[Dataset entries]

###

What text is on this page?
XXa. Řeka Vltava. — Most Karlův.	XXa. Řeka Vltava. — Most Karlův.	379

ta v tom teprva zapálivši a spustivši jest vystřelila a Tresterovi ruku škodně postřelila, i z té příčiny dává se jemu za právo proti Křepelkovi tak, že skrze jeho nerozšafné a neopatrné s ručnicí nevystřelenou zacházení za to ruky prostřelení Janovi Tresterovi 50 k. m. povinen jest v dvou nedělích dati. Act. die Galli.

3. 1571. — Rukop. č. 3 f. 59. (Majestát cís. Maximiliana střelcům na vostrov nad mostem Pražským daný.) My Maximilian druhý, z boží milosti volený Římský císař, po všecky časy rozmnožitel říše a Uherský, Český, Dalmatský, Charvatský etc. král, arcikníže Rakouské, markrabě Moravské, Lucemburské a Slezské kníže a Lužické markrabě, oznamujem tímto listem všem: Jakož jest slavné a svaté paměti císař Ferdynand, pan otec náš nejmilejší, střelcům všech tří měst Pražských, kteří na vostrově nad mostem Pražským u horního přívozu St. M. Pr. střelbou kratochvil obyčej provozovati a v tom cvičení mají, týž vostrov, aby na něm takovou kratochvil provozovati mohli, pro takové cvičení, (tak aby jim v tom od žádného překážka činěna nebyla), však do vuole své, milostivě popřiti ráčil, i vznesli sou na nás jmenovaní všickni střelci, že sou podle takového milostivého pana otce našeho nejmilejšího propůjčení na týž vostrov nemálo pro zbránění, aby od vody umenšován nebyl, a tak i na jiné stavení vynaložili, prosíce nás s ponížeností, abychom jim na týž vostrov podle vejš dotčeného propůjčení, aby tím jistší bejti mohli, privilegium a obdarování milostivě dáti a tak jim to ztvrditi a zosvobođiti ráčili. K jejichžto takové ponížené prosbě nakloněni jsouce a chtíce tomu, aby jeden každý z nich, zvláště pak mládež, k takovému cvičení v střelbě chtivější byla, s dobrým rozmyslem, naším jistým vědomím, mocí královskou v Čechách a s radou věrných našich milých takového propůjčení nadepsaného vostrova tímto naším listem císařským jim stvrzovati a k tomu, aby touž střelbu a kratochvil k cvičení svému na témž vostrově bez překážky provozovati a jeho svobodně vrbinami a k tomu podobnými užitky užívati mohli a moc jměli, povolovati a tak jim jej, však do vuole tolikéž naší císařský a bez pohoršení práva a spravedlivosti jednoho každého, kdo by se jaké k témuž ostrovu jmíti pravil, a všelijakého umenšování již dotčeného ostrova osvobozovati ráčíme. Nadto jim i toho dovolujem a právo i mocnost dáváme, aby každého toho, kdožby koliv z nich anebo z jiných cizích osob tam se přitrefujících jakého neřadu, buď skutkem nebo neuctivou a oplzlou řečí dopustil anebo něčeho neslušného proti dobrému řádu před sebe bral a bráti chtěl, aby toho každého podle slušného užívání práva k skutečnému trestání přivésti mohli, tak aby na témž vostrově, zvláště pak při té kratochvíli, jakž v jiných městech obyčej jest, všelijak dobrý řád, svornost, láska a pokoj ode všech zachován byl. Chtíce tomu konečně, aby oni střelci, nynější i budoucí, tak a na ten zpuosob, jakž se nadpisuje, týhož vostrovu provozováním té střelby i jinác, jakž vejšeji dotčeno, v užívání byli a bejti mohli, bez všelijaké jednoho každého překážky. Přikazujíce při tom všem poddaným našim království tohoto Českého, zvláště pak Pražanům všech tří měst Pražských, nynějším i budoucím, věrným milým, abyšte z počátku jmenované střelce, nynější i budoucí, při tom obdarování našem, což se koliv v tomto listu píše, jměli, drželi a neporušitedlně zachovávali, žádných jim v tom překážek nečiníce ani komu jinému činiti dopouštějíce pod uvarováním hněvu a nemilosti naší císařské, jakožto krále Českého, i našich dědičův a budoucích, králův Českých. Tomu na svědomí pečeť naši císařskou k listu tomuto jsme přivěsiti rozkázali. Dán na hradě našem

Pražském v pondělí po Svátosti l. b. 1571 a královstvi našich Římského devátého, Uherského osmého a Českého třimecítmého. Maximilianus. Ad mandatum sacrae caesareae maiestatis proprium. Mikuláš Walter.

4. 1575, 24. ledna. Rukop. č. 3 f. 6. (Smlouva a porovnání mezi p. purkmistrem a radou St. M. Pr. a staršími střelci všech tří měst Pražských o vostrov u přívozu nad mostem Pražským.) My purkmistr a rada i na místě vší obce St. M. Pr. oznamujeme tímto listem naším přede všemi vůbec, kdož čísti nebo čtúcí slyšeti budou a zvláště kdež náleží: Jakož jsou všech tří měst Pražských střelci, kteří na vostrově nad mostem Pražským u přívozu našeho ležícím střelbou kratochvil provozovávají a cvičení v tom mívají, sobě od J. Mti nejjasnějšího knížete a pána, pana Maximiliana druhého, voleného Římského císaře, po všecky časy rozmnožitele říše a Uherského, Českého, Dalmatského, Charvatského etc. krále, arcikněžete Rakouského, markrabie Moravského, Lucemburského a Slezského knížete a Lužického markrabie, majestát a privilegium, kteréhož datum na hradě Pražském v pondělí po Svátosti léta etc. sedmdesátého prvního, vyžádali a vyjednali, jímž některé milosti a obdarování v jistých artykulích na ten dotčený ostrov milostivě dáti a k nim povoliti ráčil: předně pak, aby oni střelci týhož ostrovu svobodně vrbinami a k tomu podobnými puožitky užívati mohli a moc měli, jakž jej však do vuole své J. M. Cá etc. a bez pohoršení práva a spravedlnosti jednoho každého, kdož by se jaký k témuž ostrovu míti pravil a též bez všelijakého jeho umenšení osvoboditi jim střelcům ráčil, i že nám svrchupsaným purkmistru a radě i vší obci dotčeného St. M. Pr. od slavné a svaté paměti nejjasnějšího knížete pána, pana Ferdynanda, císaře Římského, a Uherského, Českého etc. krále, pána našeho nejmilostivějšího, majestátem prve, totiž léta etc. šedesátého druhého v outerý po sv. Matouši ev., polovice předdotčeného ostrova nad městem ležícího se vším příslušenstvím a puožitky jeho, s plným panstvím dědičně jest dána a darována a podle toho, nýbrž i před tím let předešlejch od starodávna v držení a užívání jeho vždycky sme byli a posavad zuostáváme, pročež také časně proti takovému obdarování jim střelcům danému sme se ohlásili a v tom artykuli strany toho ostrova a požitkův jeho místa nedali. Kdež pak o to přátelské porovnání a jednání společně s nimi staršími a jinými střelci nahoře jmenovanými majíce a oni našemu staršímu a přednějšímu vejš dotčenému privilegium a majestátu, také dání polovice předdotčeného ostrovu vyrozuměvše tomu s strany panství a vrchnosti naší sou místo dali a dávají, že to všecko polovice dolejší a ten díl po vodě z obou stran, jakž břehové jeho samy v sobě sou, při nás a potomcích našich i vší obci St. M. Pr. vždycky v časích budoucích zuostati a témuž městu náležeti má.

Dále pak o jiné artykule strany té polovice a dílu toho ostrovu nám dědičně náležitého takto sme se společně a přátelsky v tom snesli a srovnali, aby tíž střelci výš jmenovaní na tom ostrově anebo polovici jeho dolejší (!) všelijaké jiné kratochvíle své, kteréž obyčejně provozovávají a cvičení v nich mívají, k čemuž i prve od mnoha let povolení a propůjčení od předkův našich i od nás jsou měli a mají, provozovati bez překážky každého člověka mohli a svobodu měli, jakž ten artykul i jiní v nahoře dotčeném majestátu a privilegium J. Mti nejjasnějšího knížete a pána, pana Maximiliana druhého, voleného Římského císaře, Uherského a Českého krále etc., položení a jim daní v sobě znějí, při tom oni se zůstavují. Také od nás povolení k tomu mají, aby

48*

###

- _STATED GOAL_
Every entry must be quoted exactly as it appears above.

- _EXERCISE ANSWER_
What text is on this page?
XXa. Řeka Vltava. — Most Karlův.	XXa. Řeka Vltava. — Most Karlův.	379

ta v tom teprva zapálivši a spustivši jest vystřelila a Tresterovi ruku škodně postřelila, i z té příčiny dává se jemu za právo proti Křepelkovi tak, že skrze jeho nerozšafné a neopatrné s ručnicí nevystřelenou zacházení za to ruky prostřelení Janovi Tresterovi 50 k. m. povinen jest v dvou nedělích dati. Act. die Galli.

3. 1571. — Rukop. č. 3 f. 59. (Majestát cís. Maximiliana střelcům na vostrov nad mostem Pražským daný.) My Maximilian druhý, z boží milosti volený Římský císař, po všecky časy rozmnožitel říše a Uherský, Český, Dalmatský, Charvatský etc. král, arcikníže Rakouské, markrabě Moravské, Lucemburské a Slezské kníže a Lužické markrabě, oznamujem tímto listem všem: Jakož jest slavné a svaté paměti císař Ferdynand, pan otec náš nejmilejší, střelcům všech tří měst Pražských, kteří na vostrově nad mostem Pražským u horního přívozu St. M. Pr. střelbou kratochvil obyčej provozovati a v tom cvičení mají, týž vostrov, aby na něm takovou kratochvil provozovati mohli, pro takové cvičení, (tak aby jim v tom od žádného překážka činěna nebyla), však do vuole své, milostivě popřiti ráčil, i vznesli sou na nás jmenovaní všickni střelci, že sou podle takového milostivého pana otce našeho nejmilejšího propůjčení na týž vostrov nemálo pro zbránění, aby od vody umenšován nebyl, a tak i na jiné stavení vynaložili, prosíce nás s ponížeností, abychom jim na týž vostrov podle vejš dotčeného propůjčení, aby tím jistší bejti mohli, privilegium a obdarování milostivě dáti a tak jim to ztvrditi a zosvobođiti ráčili. K jejichžto takové ponížené prosbě nakloněni jsouce a chtíce tomu, aby jeden každý z nich, zvláště pak mládež, k takovému cvičení v střelbě chtivější byla, s dobrým rozmyslem, naším jistým vědomím, mocí královskou v Čechách a s radou věrných našich milých takového propůjčení nadepsaného vostrova tímto naším listem císařským jim stvrzovati a k tomu, aby touž střelbu a kratochvil k cvičení svému na témž vostrově bez překážky provozovati a jeho svobodně vrbinami a k tomu podobnými užitky užívati mohli a moc jměli, povolovati a tak jim jej, však do vuole tolikéž naší císařský a bez pohoršení práva a spravedlivosti jednoho každého, kdo by se jaké k témuž ostrovu jmíti pravil, a všelijakého umenšování již dotčeného ostrova osvobozovati ráčíme. Nadto jim i toho dovolujem a právo i mocnost dáváme, aby každého toho, kdožby koliv z nich anebo z jiných cizích osob tam se přitrefujících jakého neřadu, buď skutkem nebo neuctivou a oplzlou řečí dopustil anebo něčeho neslušného proti dobrému řádu před sebe bral a bráti chtěl, aby toho každého podle slušného užívání práva k skutečnému trestání přivésti mohli, tak aby na témž vostrově, zvláště pak při té kratochvíli, jakž v jiných městech obyčej jest, všelijak dobrý řád, svornost, láska a pokoj ode všech zachován byl. Chtíce tomu konečně, aby oni střelci, nynější i budoucí, tak a na ten zpuosob, jakž se nadpisuje, týhož vostrovu provozováním té střelby i jinác, jakž vejšeji dotčeno, v užívání byli a bejti mohli, bez všelijaké jednoho každého překážky. Přikazujíce při tom všem poddaným našim království tohoto Českého, zvláště pak Pražanům všech tří měst Pražských, nynějším i budoucím, věrným milým, abyšte z počátku jmenované střelce, nynější i budoucí, při tom obdarování našem, což se koliv v tomto listu píše, jměli, drželi a neporušitedlně zachovávali, žádných jim v tom překážek nečiníce ani komu jinému činiti dopouštějíce pod uvarováním hněvu a nemilosti naší císařské, jakožto krále Českého, i našich dědičův a budoucích, králův Českých. Tomu na svědomí pečeť naši císařskou k listu tomuto jsme přivěsiti rozkázali. Dán na hradě našem

Pražském v pondělí po Svátosti l. b. 1571 a královstvi našich Římského devátého, Uherského osmého a Českého třimecítmého. Maximilianus. Ad mandatum sacrae caesareae maiestatis proprium. Mikuláš Walter.

4. 1575, 24. ledna. Rukop. č. 3 f. 6. (Smlouva a porovnání mezi p. purkmistrem a radou St. M. Pr. a staršími střelci všech tří měst Pražských o vostrov u přívozu nad mostem Pražským.) My purkmistr a rada i na místě vší obce St. M. Pr. oznamujeme tímto listem naším přede všemi vůbec, kdož čísti nebo čtúcí slyšeti budou a zvláště kdež náleží: Jakož jsou všech tří měst Pražských střelci, kteří na vostrově nad mostem Pražským u přívozu našeho ležícím střelbou kratochvil provozovávají a cvičení v tom mívají, sobě od J. Mti nejjasnějšího knížete a pána, pana Maximiliana druhého, voleného Římského císaře, po všecky časy rozmnožitele říše a Uherského, Českého, Dalmatského, Charvatského etc. krále, arcikněžete Rakouského, markrabie Moravského, Lucemburského a Slezského knížete a Lužického markrabie, majestát a privilegium, kteréhož datum na hradě Pražském v pondělí po Svátosti léta etc. sedmdesátého prvního, vyžádali a vyjednali, jímž některé milosti a obdarování v jistých artykulích na ten dotčený ostrov milostivě dáti a k nim povoliti ráčil: předně pak, aby oni střelci týhož ostrovu svobodně vrbinami a k tomu podobnými puožitky užívati mohli a moc měli, jakž jej však do vuole své J. M. Cá etc. a bez pohoršení práva a spravedlnosti jednoho každého, kdož by se jaký k témuž ostrovu míti pravil a též bez všelijakého jeho umenšení osvoboditi jim střelcům ráčil, i že nám svrchupsaným purkmistru a radě i vší obci dotčeného St. M. Pr. od slavné a svaté paměti nejjasnějšího knížete pána, pana Ferdynanda, císaře Římského, a Uherského, Českého etc. krále, pána našeho nejmilostivějšího, majestátem prve, totiž léta etc. šedesátého druhého v outerý po sv. Matouši ev., polovice předdotčeného ostrova nad městem ležícího se vším příslušenstvím a puožitky jeho, s plným panstvím dědičně jest dána a darována a podle toho, nýbrž i před tím let předešlejch od starodávna v držení a užívání jeho vždycky sme byli a posavad zuostáváme, pročež také časně proti takovému obdarování jim střelcům danému sme se ohlásili a v tom artykuli strany toho ostrova a požitkův jeho místa nedali. Kdež pak o to přátelské porovnání a jednání společně s nimi staršími a jinými střelci nahoře jmenovanými majíce a oni našemu staršímu a přednějšímu vejš dotčenému privilegium a majestátu, také dání polovice předdotčeného ostrovu vyrozuměvše tomu s strany panství a vrchnosti naší sou místo dali a dávají, že to všecko polovice dolejší a ten díl po vodě z obou stran, jakž břehové jeho samy v sobě sou, při nás a potomcích našich i vší obci St. M. Pr. vždycky v časích budoucích zuostati a témuž městu náležeti má.

Dále pak o jiné artykule strany té polovice a dílu toho ostrovu nám dědičně náležitého takto sme se společně a přátelsky v tom snesli a srovnali, aby tíž střelci výš jmenovaní na tom ostrově anebo polovici jeho dolejší (!) všelijaké jiné kratochvíle své, kteréž obyčejně provozovávají a cvičení v nich mívají, k čemuž i prve od mnoha let povolení a propůjčení od předkův našich i od nás jsou měli a mají, provozovati bez překážky každého člověka mohli a svobodu měli, jakž ten artykul i jiní v nahoře dotčeném majestátu a privilegium J. Mti nejjasnějšího knížete a pána, pana Maximiliana druhého, voleného Římského císaře, Uherského a Českého krále etc., položení a jim daní v sobě znějí, při tom oni se zůstavují. Také od nás povolení k tomu mají, aby

48*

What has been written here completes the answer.